*AIM OF THE EXERCISE*. Edit everything from the line that contains "y-tick-label: 0.25: [46, 412, 73, 426]" down to the line that contains "Give me the", replacing "series-line" with "plot-line" and keeping all else unchanged. Give back only those lines.

*INFORMATION SHOWN*.
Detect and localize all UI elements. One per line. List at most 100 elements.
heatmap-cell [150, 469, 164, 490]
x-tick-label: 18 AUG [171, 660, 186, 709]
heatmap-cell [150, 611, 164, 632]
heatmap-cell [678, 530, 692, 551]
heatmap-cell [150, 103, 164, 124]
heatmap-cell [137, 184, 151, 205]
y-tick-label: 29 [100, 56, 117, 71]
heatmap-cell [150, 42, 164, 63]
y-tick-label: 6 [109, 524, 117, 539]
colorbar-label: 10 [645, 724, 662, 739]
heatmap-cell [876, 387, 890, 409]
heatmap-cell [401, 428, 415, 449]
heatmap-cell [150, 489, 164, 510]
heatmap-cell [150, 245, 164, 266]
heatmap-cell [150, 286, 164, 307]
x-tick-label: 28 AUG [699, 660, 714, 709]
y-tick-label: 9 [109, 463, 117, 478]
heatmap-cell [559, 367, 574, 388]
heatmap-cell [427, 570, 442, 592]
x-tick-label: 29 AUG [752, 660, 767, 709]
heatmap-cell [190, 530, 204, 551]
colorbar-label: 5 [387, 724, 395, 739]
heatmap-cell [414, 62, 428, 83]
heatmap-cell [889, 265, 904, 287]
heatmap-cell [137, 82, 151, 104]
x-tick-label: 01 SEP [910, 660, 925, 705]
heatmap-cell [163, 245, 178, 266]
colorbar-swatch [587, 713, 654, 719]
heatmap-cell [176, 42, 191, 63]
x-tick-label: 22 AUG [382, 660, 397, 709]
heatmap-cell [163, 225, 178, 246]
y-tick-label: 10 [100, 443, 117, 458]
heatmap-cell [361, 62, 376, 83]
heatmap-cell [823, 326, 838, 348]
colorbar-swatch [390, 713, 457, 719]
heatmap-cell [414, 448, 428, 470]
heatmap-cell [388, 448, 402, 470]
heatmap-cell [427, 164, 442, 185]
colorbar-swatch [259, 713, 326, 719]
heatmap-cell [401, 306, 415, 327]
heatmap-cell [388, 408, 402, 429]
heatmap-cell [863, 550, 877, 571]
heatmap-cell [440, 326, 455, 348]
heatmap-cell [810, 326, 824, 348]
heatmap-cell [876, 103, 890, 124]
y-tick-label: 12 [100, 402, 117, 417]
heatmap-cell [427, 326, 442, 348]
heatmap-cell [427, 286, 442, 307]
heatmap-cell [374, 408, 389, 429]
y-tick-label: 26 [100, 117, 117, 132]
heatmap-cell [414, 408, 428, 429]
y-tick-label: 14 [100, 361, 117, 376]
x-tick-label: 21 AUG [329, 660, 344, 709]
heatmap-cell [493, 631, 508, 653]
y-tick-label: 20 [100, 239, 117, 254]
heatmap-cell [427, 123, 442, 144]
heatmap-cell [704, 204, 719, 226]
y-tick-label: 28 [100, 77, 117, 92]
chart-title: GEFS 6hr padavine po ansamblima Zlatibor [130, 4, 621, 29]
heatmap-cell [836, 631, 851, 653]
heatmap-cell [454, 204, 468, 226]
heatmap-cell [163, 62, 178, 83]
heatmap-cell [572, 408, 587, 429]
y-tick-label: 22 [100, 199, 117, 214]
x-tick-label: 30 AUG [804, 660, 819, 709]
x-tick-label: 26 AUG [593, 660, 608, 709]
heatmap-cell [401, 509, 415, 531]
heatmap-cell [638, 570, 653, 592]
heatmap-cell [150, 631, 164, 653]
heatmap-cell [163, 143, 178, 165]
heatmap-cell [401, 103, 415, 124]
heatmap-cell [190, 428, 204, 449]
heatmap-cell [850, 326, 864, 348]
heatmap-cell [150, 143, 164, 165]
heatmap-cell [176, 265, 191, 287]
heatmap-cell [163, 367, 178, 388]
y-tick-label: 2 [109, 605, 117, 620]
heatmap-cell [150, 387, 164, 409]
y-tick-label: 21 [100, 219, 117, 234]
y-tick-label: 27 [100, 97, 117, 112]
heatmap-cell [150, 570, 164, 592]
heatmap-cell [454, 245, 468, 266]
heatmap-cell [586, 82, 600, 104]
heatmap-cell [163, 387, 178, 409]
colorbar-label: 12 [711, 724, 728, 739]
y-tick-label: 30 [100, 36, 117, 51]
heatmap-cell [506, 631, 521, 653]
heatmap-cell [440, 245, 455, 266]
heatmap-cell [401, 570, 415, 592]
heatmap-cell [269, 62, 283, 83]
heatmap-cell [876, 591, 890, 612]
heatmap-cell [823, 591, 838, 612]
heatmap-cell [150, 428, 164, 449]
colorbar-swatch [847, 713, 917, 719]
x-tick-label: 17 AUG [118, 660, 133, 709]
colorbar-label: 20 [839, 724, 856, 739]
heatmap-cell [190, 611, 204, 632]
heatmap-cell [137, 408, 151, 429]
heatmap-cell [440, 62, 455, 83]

==

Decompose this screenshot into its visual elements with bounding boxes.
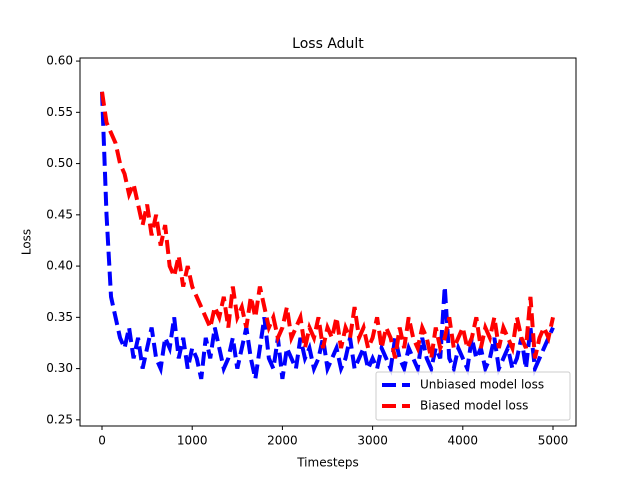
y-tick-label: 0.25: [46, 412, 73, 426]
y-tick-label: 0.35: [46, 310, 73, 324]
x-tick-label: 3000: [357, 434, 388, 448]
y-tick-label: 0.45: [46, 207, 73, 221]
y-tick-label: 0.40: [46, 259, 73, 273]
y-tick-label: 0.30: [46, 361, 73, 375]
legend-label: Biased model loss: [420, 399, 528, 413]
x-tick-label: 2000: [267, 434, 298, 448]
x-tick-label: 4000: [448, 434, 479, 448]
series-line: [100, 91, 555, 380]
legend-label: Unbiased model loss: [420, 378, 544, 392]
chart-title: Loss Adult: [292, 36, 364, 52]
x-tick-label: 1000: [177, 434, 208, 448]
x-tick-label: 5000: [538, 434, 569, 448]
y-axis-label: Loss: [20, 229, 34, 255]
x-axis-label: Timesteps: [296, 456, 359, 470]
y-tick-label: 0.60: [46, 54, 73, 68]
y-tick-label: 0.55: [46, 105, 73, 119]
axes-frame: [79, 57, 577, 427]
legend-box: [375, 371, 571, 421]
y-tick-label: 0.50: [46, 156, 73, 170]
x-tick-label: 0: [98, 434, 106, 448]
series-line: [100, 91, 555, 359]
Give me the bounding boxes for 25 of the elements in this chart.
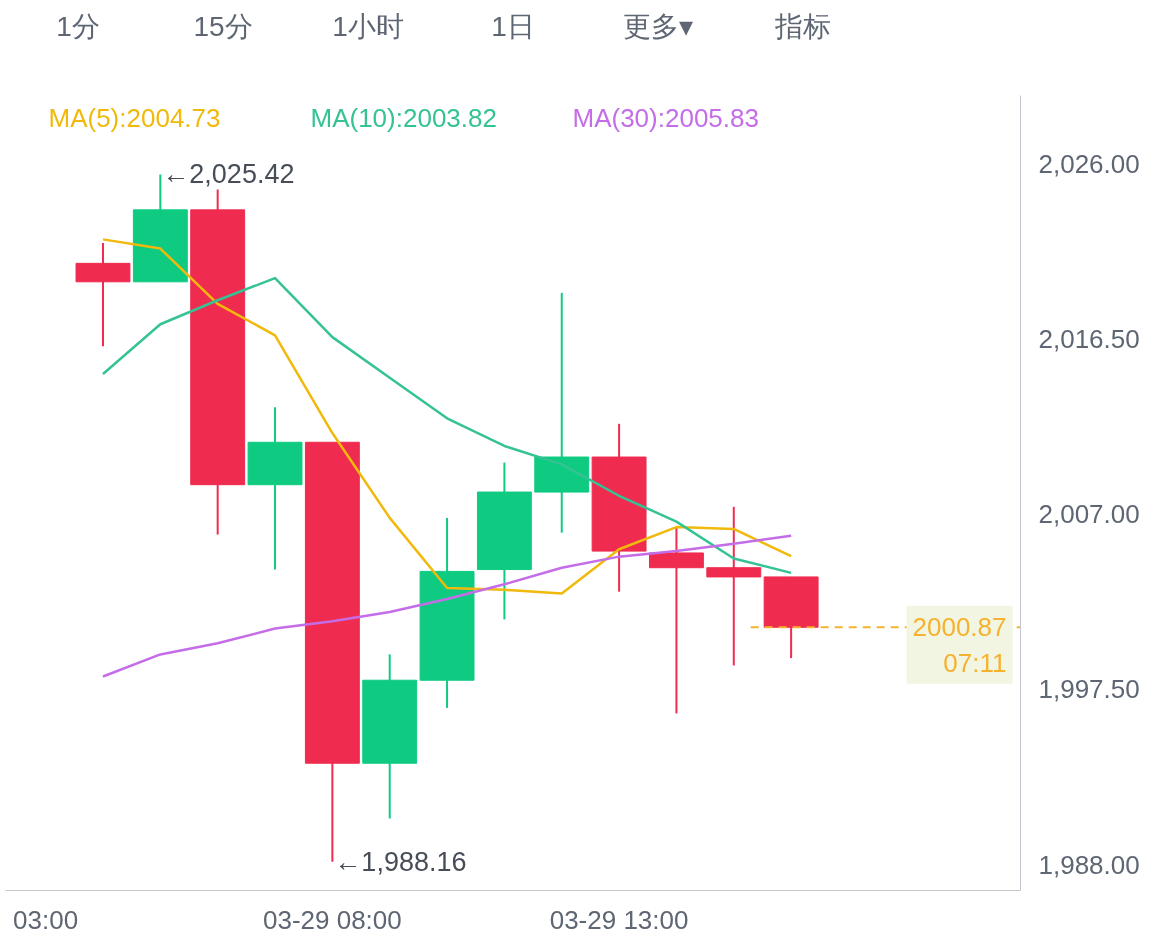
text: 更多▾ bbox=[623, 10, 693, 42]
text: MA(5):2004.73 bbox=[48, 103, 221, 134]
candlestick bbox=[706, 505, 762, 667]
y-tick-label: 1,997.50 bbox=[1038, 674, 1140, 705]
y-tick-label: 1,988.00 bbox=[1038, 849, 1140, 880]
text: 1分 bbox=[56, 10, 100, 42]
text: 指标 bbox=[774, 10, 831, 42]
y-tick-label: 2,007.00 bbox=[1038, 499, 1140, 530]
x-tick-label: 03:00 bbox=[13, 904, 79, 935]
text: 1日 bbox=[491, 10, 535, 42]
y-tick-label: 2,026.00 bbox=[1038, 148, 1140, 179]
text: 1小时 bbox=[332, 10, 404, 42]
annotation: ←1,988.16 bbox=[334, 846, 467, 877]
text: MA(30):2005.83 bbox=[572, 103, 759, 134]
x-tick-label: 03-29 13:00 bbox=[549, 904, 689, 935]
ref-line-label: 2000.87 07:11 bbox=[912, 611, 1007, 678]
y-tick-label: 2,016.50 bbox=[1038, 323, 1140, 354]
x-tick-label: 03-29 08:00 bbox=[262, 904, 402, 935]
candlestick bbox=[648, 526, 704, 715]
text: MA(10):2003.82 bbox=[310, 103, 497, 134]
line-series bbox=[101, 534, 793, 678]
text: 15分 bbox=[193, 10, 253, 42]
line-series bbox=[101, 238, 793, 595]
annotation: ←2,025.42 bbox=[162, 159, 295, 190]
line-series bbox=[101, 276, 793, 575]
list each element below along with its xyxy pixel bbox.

*EXERCISE RESULT*.
y-tick-label: 0.25: [46, 412, 73, 426]
y-tick-label: 0.35: [46, 310, 73, 324]
x-tick-label: 3000: [357, 434, 388, 448]
y-tick-label: 0.45: [46, 207, 73, 221]
y-tick-label: 0.40: [46, 259, 73, 273]
y-tick-label: 0.30: [46, 361, 73, 375]
legend-label: Biased model loss: [420, 399, 528, 413]
x-tick-label: 2000: [267, 434, 298, 448]
x-tick-label: 4000: [448, 434, 479, 448]
plot-line: [100, 91, 555, 380]
legend-label: Unbiased model loss: [420, 378, 544, 392]
chart-title: Loss Adult: [292, 36, 364, 52]
x-tick-label: 1000: [177, 434, 208, 448]
x-tick-label: 5000: [538, 434, 569, 448]
y-axis-label: Loss: [20, 229, 34, 255]
x-axis-label: Timesteps: [296, 456, 359, 470]
y-tick-label: 0.60: [46, 54, 73, 68]
y-tick-label: 0.55: [46, 105, 73, 119]
axes-frame: [79, 57, 577, 427]
legend-box: [375, 371, 571, 421]
y-tick-label: 0.50: [46, 156, 73, 170]
x-tick-label: 0: [98, 434, 106, 448]
plot-line: [100, 91, 555, 359]
Give me the bounding boxes for 25 of the elements in this chart.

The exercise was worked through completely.